Begin SOURCE DATA
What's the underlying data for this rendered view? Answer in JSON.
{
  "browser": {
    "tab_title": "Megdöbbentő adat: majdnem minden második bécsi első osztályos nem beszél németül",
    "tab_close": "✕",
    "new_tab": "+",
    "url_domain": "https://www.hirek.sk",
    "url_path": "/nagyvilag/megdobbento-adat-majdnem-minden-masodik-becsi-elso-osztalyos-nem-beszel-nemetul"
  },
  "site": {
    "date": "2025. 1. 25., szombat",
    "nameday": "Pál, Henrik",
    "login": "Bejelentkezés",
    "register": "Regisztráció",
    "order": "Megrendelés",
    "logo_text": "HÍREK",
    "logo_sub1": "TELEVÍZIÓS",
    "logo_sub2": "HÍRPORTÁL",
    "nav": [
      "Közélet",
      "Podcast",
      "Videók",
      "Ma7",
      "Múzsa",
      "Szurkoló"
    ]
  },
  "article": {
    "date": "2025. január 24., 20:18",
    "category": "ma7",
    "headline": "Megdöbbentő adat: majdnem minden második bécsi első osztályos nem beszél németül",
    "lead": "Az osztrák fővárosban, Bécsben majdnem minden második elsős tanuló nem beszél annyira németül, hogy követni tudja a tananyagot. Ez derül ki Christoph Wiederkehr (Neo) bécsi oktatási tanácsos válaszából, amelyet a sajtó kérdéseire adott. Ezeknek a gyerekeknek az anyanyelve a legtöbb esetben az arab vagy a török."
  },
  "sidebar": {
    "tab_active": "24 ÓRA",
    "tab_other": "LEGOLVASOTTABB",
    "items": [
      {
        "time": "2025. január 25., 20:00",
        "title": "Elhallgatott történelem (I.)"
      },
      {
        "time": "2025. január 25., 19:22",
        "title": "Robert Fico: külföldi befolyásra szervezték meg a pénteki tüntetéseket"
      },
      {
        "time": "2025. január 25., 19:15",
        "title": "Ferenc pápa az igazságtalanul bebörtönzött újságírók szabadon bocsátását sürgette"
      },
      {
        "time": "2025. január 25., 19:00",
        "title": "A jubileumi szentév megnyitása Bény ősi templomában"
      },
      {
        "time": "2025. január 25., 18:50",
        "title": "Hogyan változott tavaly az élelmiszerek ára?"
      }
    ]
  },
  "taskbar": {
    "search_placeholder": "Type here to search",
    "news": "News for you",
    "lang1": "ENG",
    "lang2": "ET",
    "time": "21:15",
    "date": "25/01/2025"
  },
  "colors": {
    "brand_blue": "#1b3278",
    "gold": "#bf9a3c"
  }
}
End SOURCE DATA
### EXERCISE DIRECTIONS
Scan the listing above. Collect all lines with the word "második".

### THE SOLUTION
    "tab_title": "Megdöbbentő adat: majdnem minden második bécsi első osztályos nem beszél németül",
    "headline": "Megdöbbentő adat: majdnem minden második bécsi első osztályos nem beszél németül",
    "lead": "Az osztrák fővárosban, Bécsben majdnem minden második elsős tanuló nem beszél annyira németül, hogy követni tudja a tananyagot. Ez derül ki Christoph Wiederkehr (Neo) bécsi oktatási tanácsos válaszából, amelyet a sajtó kérdéseire adott. Ezeknek a gyerekeknek az anyanyelve a legtöbb esetben az arab vagy a török."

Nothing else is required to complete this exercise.